↓↓↓

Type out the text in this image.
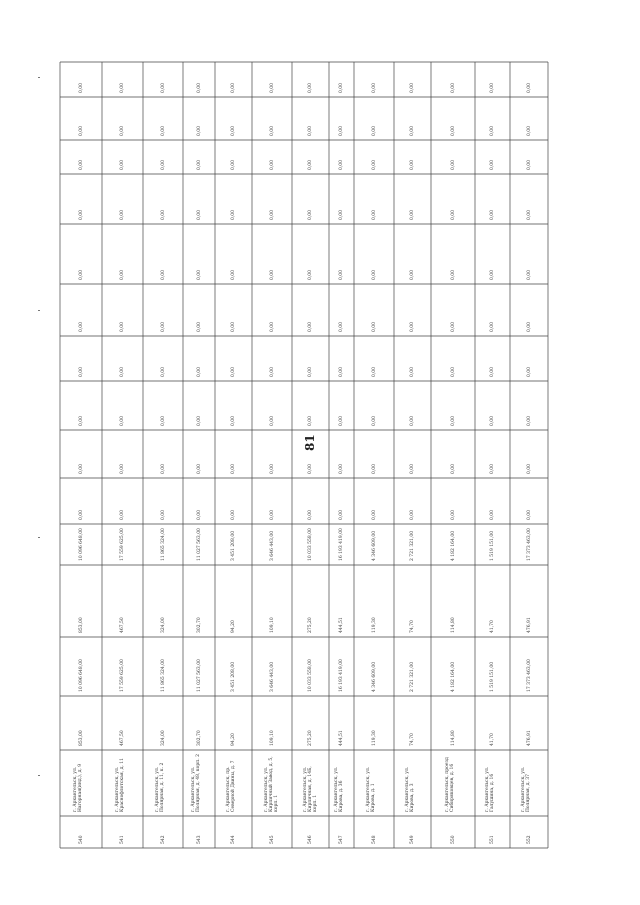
81
540
г. Архангельск, ул. Нагорная(инд.), д. 9
853,00
10 096 648,00
853,00
10 096 648,00
0,00
0,00
0,00
0,00
0,00
0,00
0,00
0,00
0,00
0,00
541
г. Архангельск, ул. Краснофлотская, д. 11
467,50
17 559 625,00
467,50
17 559 625,00
0,00
0,00
0,00
0,00
0,00
0,00
0,00
0,00
0,00
0,00
542
г. Архангельск, ул. Полярная, д. 11, к. 2
324,00
11 865 324,00
324,00
11 865 324,00
0,00
0,00
0,00
0,00
0,00
0,00
0,00
0,00
0,00
0,00
543
г. Архангельск, ул. Полярная, д. 48, корп. 2
302,70
11 027 563,00
302,70
11 027 563,00
0,00
0,00
0,00
0,00
0,00
0,00
0,00
0,00
0,00
0,00
544
г. Архангельск, пр. Северной Двины, д. 7
94,20
3 451 208,00
94,20
3 451 208,00
0,00
0,00
0,00
0,00
0,00
0,00
0,00
0,00
0,00
0,00
545
г. Архангельск, ул. Кирпичный Завод, д. 5, корп. 1
109,10
3 646 443,00
109,10
3 646 443,00
0,00
0,00
0,00
0,00
0,00
0,00
0,00
0,00
0,00
0,00
546
г. Архангельск, ул. Кирпичная, д. 14Б, корп. 1
275,20
10 033 558,00
275,20
10 033 558,00
0,00
0,00
0,00
0,00
0,00
0,00
0,00
0,00
0,00
0,00
547
г. Архангельск, ул. Кирова, д. 36
444,51
16 193 419,00
444,51
16 193 419,00
0,00
0,00
0,00
0,00
0,00
0,00
0,00
0,00
0,00
0,00
548
г. Архангельск, ул. Кирова, д. 1
119,30
4 346 609,00
119,30
4 346 609,00
0,00
0,00
0,00
0,00
0,00
0,00
0,00
0,00
0,00
0,00
549
г. Архангельск, ул. Кирова, д. 3
74,70
2 721 321,00
74,70
2 721 321,00
0,00
0,00
0,00
0,00
0,00
0,00
0,00
0,00
0,00
0,00
550
г. Архангельск, проезд Сибиряковцев, д. 16
114,80
4 182 164,00
114,80
4 182 164,00
0,00
0,00
0,00
0,00
0,00
0,00
0,00
0,00
0,00
0,00
551
г. Архангельск, ул. Галушина, д. 16
41,70
1 519 151,00
41,70
1 519 151,00
0,00
0,00
0,00
0,00
0,00
0,00
0,00
0,00
0,00
0,00
552
г. Архангельск, ул. Полярная, д. 37
476,91
17 373 463,00
476,91
17 373 463,00
0,00
0,00
0,00
0,00
0,00
0,00
0,00
0,00
0,00
0,00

↑↑↑

» GOAL
Write every record out again exactly; no pictures belong in the copy.

» WRITTEN RESPONSE
Type out the text in this image.
81
540
г. Архангельск, ул. Нагорная(инд.), д. 9
853,00
10 096 648,00
853,00
10 096 648,00
0,00
0,00
0,00
0,00
0,00
0,00
0,00
0,00
0,00
0,00
541
г. Архангельск, ул. Краснофлотская, д. 11
467,50
17 559 625,00
467,50
17 559 625,00
0,00
0,00
0,00
0,00
0,00
0,00
0,00
0,00
0,00
0,00
542
г. Архангельск, ул. Полярная, д. 11, к. 2
324,00
11 865 324,00
324,00
11 865 324,00
0,00
0,00
0,00
0,00
0,00
0,00
0,00
0,00
0,00
0,00
543
г. Архангельск, ул. Полярная, д. 48, корп. 2
302,70
11 027 563,00
302,70
11 027 563,00
0,00
0,00
0,00
0,00
0,00
0,00
0,00
0,00
0,00
0,00
544
г. Архангельск, пр. Северной Двины, д. 7
94,20
3 451 208,00
94,20
3 451 208,00
0,00
0,00
0,00
0,00
0,00
0,00
0,00
0,00
0,00
0,00
545
г. Архангельск, ул. Кирпичный Завод, д. 5, корп. 1
109,10
3 646 443,00
109,10
3 646 443,00
0,00
0,00
0,00
0,00
0,00
0,00
0,00
0,00
0,00
0,00
546
г. Архангельск, ул. Кирпичная, д. 14Б, корп. 1
275,20
10 033 558,00
275,20
10 033 558,00
0,00
0,00
0,00
0,00
0,00
0,00
0,00
0,00
0,00
0,00
547
г. Архангельск, ул. Кирова, д. 36
444,51
16 193 419,00
444,51
16 193 419,00
0,00
0,00
0,00
0,00
0,00
0,00
0,00
0,00
0,00
0,00
548
г. Архангельск, ул. Кирова, д. 1
119,30
4 346 609,00
119,30
4 346 609,00
0,00
0,00
0,00
0,00
0,00
0,00
0,00
0,00
0,00
0,00
549
г. Архангельск, ул. Кирова, д. 3
74,70
2 721 321,00
74,70
2 721 321,00
0,00
0,00
0,00
0,00
0,00
0,00
0,00
0,00
0,00
0,00
550
г. Архангельск, проезд Сибиряковцев, д. 16
114,80
4 182 164,00
114,80
4 182 164,00
0,00
0,00
0,00
0,00
0,00
0,00
0,00
0,00
0,00
0,00
551
г. Архангельск, ул. Галушина, д. 16
41,70
1 519 151,00
41,70
1 519 151,00
0,00
0,00
0,00
0,00
0,00
0,00
0,00
0,00
0,00
0,00
552
г. Архангельск, ул. Полярная, д. 37
476,91
17 373 463,00
476,91
17 373 463,00
0,00
0,00
0,00
0,00
0,00
0,00
0,00
0,00
0,00
0,00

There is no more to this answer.